TO BE DONE: Transcribe the data that follows precisely, omitting nothing.

* begin *

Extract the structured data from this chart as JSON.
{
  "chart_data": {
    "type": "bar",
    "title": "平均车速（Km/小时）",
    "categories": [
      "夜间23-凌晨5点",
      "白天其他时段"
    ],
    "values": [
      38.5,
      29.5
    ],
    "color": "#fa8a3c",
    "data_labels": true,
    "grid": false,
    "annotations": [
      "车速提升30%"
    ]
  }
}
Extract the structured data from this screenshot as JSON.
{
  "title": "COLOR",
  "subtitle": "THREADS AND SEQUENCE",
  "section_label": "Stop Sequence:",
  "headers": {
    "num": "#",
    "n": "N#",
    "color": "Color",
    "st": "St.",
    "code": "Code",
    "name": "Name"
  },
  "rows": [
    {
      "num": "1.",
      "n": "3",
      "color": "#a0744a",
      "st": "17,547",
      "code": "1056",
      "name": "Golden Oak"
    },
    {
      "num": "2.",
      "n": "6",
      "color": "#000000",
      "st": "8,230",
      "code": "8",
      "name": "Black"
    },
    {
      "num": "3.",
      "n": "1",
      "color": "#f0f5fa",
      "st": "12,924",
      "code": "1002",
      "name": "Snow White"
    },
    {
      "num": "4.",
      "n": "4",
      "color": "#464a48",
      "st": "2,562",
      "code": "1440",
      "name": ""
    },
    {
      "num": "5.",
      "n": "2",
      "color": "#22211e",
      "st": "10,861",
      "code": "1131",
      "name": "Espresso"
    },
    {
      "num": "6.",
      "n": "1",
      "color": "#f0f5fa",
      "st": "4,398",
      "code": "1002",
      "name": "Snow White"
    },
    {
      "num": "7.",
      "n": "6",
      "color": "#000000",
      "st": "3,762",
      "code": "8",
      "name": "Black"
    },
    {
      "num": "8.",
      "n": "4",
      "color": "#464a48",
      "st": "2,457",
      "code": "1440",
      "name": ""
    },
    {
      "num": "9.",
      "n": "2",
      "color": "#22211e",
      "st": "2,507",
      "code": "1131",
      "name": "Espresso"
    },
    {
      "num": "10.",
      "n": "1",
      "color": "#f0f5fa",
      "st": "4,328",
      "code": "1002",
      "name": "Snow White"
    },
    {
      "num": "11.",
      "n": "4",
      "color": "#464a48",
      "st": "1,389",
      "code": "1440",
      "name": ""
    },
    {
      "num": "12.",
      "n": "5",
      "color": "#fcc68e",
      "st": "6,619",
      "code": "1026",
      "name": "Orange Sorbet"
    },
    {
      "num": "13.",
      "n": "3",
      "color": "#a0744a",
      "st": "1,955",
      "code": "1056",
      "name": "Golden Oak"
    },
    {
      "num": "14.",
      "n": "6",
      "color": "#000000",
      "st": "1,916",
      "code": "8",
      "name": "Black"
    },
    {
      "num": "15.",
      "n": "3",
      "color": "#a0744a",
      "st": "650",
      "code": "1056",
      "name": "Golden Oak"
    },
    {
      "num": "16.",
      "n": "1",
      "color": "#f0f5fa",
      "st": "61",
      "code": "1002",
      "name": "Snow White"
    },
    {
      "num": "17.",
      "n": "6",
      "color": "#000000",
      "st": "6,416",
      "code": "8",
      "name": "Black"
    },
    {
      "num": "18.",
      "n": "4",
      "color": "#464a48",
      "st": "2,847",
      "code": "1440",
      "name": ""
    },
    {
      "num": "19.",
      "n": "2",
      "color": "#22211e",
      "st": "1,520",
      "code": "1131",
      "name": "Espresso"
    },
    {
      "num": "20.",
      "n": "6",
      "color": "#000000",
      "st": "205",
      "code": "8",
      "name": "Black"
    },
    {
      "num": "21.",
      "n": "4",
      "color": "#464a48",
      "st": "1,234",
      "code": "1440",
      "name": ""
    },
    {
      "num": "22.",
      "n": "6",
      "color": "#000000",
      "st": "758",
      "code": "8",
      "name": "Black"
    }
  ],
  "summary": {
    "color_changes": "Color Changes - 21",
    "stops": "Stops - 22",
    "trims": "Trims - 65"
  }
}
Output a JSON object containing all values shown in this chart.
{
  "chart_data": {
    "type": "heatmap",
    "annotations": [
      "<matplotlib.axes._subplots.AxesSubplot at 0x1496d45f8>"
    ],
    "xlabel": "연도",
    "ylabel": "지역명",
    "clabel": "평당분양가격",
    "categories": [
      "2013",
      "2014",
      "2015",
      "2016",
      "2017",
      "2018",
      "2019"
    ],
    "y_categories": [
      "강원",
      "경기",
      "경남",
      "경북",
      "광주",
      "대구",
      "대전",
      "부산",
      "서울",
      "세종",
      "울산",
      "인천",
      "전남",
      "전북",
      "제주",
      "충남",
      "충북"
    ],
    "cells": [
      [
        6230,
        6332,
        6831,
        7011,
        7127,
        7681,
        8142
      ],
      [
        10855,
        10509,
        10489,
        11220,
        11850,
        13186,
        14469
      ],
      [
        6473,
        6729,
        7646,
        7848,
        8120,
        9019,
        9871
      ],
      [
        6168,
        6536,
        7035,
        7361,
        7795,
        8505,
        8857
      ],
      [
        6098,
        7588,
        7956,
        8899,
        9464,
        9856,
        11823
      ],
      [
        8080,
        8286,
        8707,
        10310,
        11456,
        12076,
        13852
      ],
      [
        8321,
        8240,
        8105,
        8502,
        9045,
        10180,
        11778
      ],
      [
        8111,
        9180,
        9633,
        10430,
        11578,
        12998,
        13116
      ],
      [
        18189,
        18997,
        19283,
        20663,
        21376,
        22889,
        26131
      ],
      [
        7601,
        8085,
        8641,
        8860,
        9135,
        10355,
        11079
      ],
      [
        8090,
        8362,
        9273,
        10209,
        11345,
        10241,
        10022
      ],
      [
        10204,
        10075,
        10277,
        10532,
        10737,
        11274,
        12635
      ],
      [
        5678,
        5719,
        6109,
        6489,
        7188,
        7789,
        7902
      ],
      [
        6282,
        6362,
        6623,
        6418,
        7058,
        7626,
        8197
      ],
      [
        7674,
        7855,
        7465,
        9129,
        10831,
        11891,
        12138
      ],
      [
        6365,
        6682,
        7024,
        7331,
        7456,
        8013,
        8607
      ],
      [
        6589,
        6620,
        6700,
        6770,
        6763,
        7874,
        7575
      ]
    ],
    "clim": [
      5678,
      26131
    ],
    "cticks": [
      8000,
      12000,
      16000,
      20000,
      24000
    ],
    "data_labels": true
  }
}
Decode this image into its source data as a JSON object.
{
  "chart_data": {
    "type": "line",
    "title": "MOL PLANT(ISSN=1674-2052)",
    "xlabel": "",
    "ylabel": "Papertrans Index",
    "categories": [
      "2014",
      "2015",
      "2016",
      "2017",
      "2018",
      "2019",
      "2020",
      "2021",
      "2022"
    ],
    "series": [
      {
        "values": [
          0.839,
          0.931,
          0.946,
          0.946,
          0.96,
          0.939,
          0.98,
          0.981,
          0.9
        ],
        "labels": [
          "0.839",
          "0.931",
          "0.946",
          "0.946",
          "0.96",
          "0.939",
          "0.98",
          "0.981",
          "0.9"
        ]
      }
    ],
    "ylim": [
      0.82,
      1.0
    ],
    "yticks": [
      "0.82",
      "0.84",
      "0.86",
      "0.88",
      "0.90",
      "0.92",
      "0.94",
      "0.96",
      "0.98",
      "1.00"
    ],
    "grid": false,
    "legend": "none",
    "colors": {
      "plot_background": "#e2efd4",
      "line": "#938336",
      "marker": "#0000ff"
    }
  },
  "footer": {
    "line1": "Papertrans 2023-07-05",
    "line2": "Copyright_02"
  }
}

* end *

FULL RESPONSE:
Extract the structured data from this chart as JSON.
{
  "chart_data": {
    "type": "bar",
    "title": "平均车速（Km/小时）",
    "categories": [
      "夜间23-凌晨5点",
      "白天其他时段"
    ],
    "values": [
      38.5,
      29.5
    ],
    "color": "#fa8a3c",
    "data_labels": true,
    "grid": false,
    "annotations": [
      "车速提升30%"
    ]
  }
}
Extract the structured data from this screenshot as JSON.
{
  "title": "COLOR",
  "subtitle": "THREADS AND SEQUENCE",
  "section_label": "Stop Sequence:",
  "headers": {
    "num": "#",
    "n": "N#",
    "color": "Color",
    "st": "St.",
    "code": "Code",
    "name": "Name"
  },
  "rows": [
    {
      "num": "1.",
      "n": "3",
      "color": "#a0744a",
      "st": "17,547",
      "code": "1056",
      "name": "Golden Oak"
    },
    {
      "num": "2.",
      "n": "6",
      "color": "#000000",
      "st": "8,230",
      "code": "8",
      "name": "Black"
    },
    {
      "num": "3.",
      "n": "1",
      "color": "#f0f5fa",
      "st": "12,924",
      "code": "1002",
      "name": "Snow White"
    },
    {
      "num": "4.",
      "n": "4",
      "color": "#464a48",
      "st": "2,562",
      "code": "1440",
      "name": ""
    },
    {
      "num": "5.",
      "n": "2",
      "color": "#22211e",
      "st": "10,861",
      "code": "1131",
      "name": "Espresso"
    },
    {
      "num": "6.",
      "n": "1",
      "color": "#f0f5fa",
      "st": "4,398",
      "code": "1002",
      "name": "Snow White"
    },
    {
      "num": "7.",
      "n": "6",
      "color": "#000000",
      "st": "3,762",
      "code": "8",
      "name": "Black"
    },
    {
      "num": "8.",
      "n": "4",
      "color": "#464a48",
      "st": "2,457",
      "code": "1440",
      "name": ""
    },
    {
      "num": "9.",
      "n": "2",
      "color": "#22211e",
      "st": "2,507",
      "code": "1131",
      "name": "Espresso"
    },
    {
      "num": "10.",
      "n": "1",
      "color": "#f0f5fa",
      "st": "4,328",
      "code": "1002",
      "name": "Snow White"
    },
    {
      "num": "11.",
      "n": "4",
      "color": "#464a48",
      "st": "1,389",
      "code": "1440",
      "name": ""
    },
    {
      "num": "12.",
      "n": "5",
      "color": "#fcc68e",
      "st": "6,619",
      "code": "1026",
      "name": "Orange Sorbet"
    },
    {
      "num": "13.",
      "n": "3",
      "color": "#a0744a",
      "st": "1,955",
      "code": "1056",
      "name": "Golden Oak"
    },
    {
      "num": "14.",
      "n": "6",
      "color": "#000000",
      "st": "1,916",
      "code": "8",
      "name": "Black"
    },
    {
      "num": "15.",
      "n": "3",
      "color": "#a0744a",
      "st": "650",
      "code": "1056",
      "name": "Golden Oak"
    },
    {
      "num": "16.",
      "n": "1",
      "color": "#f0f5fa",
      "st": "61",
      "code": "1002",
      "name": "Snow White"
    },
    {
      "num": "17.",
      "n": "6",
      "color": "#000000",
      "st": "6,416",
      "code": "8",
      "name": "Black"
    },
    {
      "num": "18.",
      "n": "4",
      "color": "#464a48",
      "st": "2,847",
      "code": "1440",
      "name": ""
    },
    {
      "num": "19.",
      "n": "2",
      "color": "#22211e",
      "st": "1,520",
      "code": "1131",
      "name": "Espresso"
    },
    {
      "num": "20.",
      "n": "6",
      "color": "#000000",
      "st": "205",
      "code": "8",
      "name": "Black"
    },
    {
      "num": "21.",
      "n": "4",
      "color": "#464a48",
      "st": "1,234",
      "code": "1440",
      "name": ""
    },
    {
      "num": "22.",
      "n": "6",
      "color": "#000000",
      "st": "758",
      "code": "8",
      "name": "Black"
    }
  ],
  "summary": {
    "color_changes": "Color Changes - 21",
    "stops": "Stops - 22",
    "trims": "Trims - 65"
  }
}
Output a JSON object containing all values shown in this chart.
{
  "chart_data": {
    "type": "heatmap",
    "annotations": [
      "<matplotlib.axes._subplots.AxesSubplot at 0x1496d45f8>"
    ],
    "xlabel": "연도",
    "ylabel": "지역명",
    "clabel": "평당분양가격",
    "categories": [
      "2013",
      "2014",
      "2015",
      "2016",
      "2017",
      "2018",
      "2019"
    ],
    "y_categories": [
      "강원",
      "경기",
      "경남",
      "경북",
      "광주",
      "대구",
      "대전",
      "부산",
      "서울",
      "세종",
      "울산",
      "인천",
      "전남",
      "전북",
      "제주",
      "충남",
      "충북"
    ],
    "cells": [
      [
        6230,
        6332,
        6831,
        7011,
        7127,
        7681,
        8142
      ],
      [
        10855,
        10509,
        10489,
        11220,
        11850,
        13186,
        14469
      ],
      [
        6473,
        6729,
        7646,
        7848,
        8120,
        9019,
        9871
      ],
      [
        6168,
        6536,
        7035,
        7361,
        7795,
        8505,
        8857
      ],
      [
        6098,
        7588,
        7956,
        8899,
        9464,
        9856,
        11823
      ],
      [
        8080,
        8286,
        8707,
        10310,
        11456,
        12076,
        13852
      ],
      [
        8321,
        8240,
        8105,
        8502,
        9045,
        10180,
        11778
      ],
      [
        8111,
        9180,
        9633,
        10430,
        11578,
        12998,
        13116
      ],
      [
        18189,
        18997,
        19283,
        20663,
        21376,
        22889,
        26131
      ],
      [
        7601,
        8085,
        8641,
        8860,
        9135,
        10355,
        11079
      ],
      [
        8090,
        8362,
        9273,
        10209,
        11345,
        10241,
        10022
      ],
      [
        10204,
        10075,
        10277,
        10532,
        10737,
        11274,
        12635
      ],
      [
        5678,
        5719,
        6109,
        6489,
        7188,
        7789,
        7902
      ],
      [
        6282,
        6362,
        6623,
        6418,
        7058,
        7626,
        8197
      ],
      [
        7674,
        7855,
        7465,
        9129,
        10831,
        11891,
        12138
      ],
      [
        6365,
        6682,
        7024,
        7331,
        7456,
        8013,
        8607
      ],
      [
        6589,
        6620,
        6700,
        6770,
        6763,
        7874,
        7575
      ]
    ],
    "clim": [
      5678,
      26131
    ],
    "cticks": [
      8000,
      12000,
      16000,
      20000,
      24000
    ],
    "data_labels": true
  }
}
Decode this image into its source data as a JSON object.
{
  "chart_data": {
    "type": "line",
    "title": "MOL PLANT(ISSN=1674-2052)",
    "xlabel": "",
    "ylabel": "Papertrans Index",
    "categories": [
      "2014",
      "2015",
      "2016",
      "2017",
      "2018",
      "2019",
      "2020",
      "2021",
      "2022"
    ],
    "series": [
      {
        "values": [
          0.839,
          0.931,
          0.946,
          0.946,
          0.96,
          0.939,
          0.98,
          0.981,
          0.9
        ],
        "labels": [
          "0.839",
          "0.931",
          "0.946",
          "0.946",
          "0.96",
          "0.939",
          "0.98",
          "0.981",
          "0.9"
        ]
      }
    ],
    "ylim": [
      0.82,
      1.0
    ],
    "yticks": [
      "0.82",
      "0.84",
      "0.86",
      "0.88",
      "0.90",
      "0.92",
      "0.94",
      "0.96",
      "0.98",
      "1.00"
    ],
    "grid": false,
    "legend": "none",
    "colors": {
      "plot_background": "#e2efd4",
      "line": "#938336",
      "marker": "#0000ff"
    }
  },
  "footer": {
    "line1": "Papertrans 2023-07-05",
    "line2": "Copyright_02"
  }
}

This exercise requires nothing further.